-- Start of DATASET RECORDS --
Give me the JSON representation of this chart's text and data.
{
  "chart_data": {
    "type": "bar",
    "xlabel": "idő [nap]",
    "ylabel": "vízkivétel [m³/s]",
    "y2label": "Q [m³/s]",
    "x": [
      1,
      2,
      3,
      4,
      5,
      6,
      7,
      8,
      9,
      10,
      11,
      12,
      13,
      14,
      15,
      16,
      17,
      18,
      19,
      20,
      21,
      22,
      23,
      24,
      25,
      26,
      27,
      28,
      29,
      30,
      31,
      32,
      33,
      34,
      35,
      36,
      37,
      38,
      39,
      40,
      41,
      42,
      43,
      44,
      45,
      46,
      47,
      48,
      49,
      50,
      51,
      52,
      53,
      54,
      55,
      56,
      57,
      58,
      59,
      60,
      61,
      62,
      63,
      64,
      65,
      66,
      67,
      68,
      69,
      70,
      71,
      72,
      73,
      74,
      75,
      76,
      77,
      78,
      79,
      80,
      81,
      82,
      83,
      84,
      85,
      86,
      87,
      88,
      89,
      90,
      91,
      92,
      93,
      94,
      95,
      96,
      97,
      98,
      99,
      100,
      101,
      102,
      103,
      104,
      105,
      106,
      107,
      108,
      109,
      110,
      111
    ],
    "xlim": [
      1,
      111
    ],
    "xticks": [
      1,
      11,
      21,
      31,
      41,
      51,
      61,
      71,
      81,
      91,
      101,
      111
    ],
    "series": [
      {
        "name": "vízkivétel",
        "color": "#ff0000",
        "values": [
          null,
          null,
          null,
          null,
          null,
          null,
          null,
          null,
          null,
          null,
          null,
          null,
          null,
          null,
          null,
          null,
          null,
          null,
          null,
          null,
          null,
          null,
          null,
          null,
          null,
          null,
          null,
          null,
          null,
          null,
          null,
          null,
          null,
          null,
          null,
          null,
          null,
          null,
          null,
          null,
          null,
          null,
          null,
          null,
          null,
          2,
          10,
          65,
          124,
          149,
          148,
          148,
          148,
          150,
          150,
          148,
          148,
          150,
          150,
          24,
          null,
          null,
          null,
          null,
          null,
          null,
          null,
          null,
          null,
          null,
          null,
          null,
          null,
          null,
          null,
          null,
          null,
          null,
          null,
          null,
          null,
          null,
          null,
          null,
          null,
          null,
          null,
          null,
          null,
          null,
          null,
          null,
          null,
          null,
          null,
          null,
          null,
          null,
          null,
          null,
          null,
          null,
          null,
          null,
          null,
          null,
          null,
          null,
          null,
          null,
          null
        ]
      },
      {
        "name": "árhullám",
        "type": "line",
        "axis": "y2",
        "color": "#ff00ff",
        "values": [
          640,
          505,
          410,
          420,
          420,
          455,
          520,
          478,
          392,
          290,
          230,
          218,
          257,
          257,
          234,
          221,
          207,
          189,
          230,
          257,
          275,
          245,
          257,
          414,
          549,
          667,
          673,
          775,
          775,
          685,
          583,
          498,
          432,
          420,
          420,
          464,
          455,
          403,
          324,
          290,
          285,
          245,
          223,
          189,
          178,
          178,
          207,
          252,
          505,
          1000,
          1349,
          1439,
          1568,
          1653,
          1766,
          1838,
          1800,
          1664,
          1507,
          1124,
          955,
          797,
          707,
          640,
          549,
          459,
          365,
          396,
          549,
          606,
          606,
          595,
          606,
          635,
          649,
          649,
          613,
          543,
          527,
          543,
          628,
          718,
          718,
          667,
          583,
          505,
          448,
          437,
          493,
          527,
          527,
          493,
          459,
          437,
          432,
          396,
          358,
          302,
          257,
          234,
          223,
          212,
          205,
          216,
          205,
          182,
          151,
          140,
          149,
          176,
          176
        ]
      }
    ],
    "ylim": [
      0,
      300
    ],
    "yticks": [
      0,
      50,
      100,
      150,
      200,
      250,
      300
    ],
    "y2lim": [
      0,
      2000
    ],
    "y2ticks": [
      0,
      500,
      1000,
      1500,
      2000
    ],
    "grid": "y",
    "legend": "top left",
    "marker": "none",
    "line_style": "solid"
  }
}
-- End of DATASET RECORDS --
THE EXERCISE: Transcribe the data. Leave every line exactly as it is.

WRITTEN ANSWER:
Give me the JSON representation of this chart's text and data.
{
  "chart_data": {
    "type": "bar",
    "xlabel": "idő [nap]",
    "ylabel": "vízkivétel [m³/s]",
    "y2label": "Q [m³/s]",
    "x": [
      1,
      2,
      3,
      4,
      5,
      6,
      7,
      8,
      9,
      10,
      11,
      12,
      13,
      14,
      15,
      16,
      17,
      18,
      19,
      20,
      21,
      22,
      23,
      24,
      25,
      26,
      27,
      28,
      29,
      30,
      31,
      32,
      33,
      34,
      35,
      36,
      37,
      38,
      39,
      40,
      41,
      42,
      43,
      44,
      45,
      46,
      47,
      48,
      49,
      50,
      51,
      52,
      53,
      54,
      55,
      56,
      57,
      58,
      59,
      60,
      61,
      62,
      63,
      64,
      65,
      66,
      67,
      68,
      69,
      70,
      71,
      72,
      73,
      74,
      75,
      76,
      77,
      78,
      79,
      80,
      81,
      82,
      83,
      84,
      85,
      86,
      87,
      88,
      89,
      90,
      91,
      92,
      93,
      94,
      95,
      96,
      97,
      98,
      99,
      100,
      101,
      102,
      103,
      104,
      105,
      106,
      107,
      108,
      109,
      110,
      111
    ],
    "xlim": [
      1,
      111
    ],
    "xticks": [
      1,
      11,
      21,
      31,
      41,
      51,
      61,
      71,
      81,
      91,
      101,
      111
    ],
    "series": [
      {
        "name": "vízkivétel",
        "color": "#ff0000",
        "values": [
          null,
          null,
          null,
          null,
          null,
          null,
          null,
          null,
          null,
          null,
          null,
          null,
          null,
          null,
          null,
          null,
          null,
          null,
          null,
          null,
          null,
          null,
          null,
          null,
          null,
          null,
          null,
          null,
          null,
          null,
          null,
          null,
          null,
          null,
          null,
          null,
          null,
          null,
          null,
          null,
          null,
          null,
          null,
          null,
          null,
          2,
          10,
          65,
          124,
          149,
          148,
          148,
          148,
          150,
          150,
          148,
          148,
          150,
          150,
          24,
          null,
          null,
          null,
          null,
          null,
          null,
          null,
          null,
          null,
          null,
          null,
          null,
          null,
          null,
          null,
          null,
          null,
          null,
          null,
          null,
          null,
          null,
          null,
          null,
          null,
          null,
          null,
          null,
          null,
          null,
          null,
          null,
          null,
          null,
          null,
          null,
          null,
          null,
          null,
          null,
          null,
          null,
          null,
          null,
          null,
          null,
          null,
          null,
          null,
          null,
          null
        ]
      },
      {
        "name": "árhullám",
        "type": "line",
        "axis": "y2",
        "color": "#ff00ff",
        "values": [
          640,
          505,
          410,
          420,
          420,
          455,
          520,
          478,
          392,
          290,
          230,
          218,
          257,
          257,
          234,
          221,
          207,
          189,
          230,
          257,
          275,
          245,
          257,
          414,
          549,
          667,
          673,
          775,
          775,
          685,
          583,
          498,
          432,
          420,
          420,
          464,
          455,
          403,
          324,
          290,
          285,
          245,
          223,
          189,
          178,
          178,
          207,
          252,
          505,
          1000,
          1349,
          1439,
          1568,
          1653,
          1766,
          1838,
          1800,
          1664,
          1507,
          1124,
          955,
          797,
          707,
          640,
          549,
          459,
          365,
          396,
          549,
          606,
          606,
          595,
          606,
          635,
          649,
          649,
          613,
          543,
          527,
          543,
          628,
          718,
          718,
          667,
          583,
          505,
          448,
          437,
          493,
          527,
          527,
          493,
          459,
          437,
          432,
          396,
          358,
          302,
          257,
          234,
          223,
          212,
          205,
          216,
          205,
          182,
          151,
          140,
          149,
          176,
          176
        ]
      }
    ],
    "ylim": [
      0,
      300
    ],
    "yticks": [
      0,
      50,
      100,
      150,
      200,
      250,
      300
    ],
    "y2lim": [
      0,
      2000
    ],
    "y2ticks": [
      0,
      500,
      1000,
      1500,
      2000
    ],
    "grid": "y",
    "legend": "top left",
    "marker": "none",
    "line_style": "solid"
  }
}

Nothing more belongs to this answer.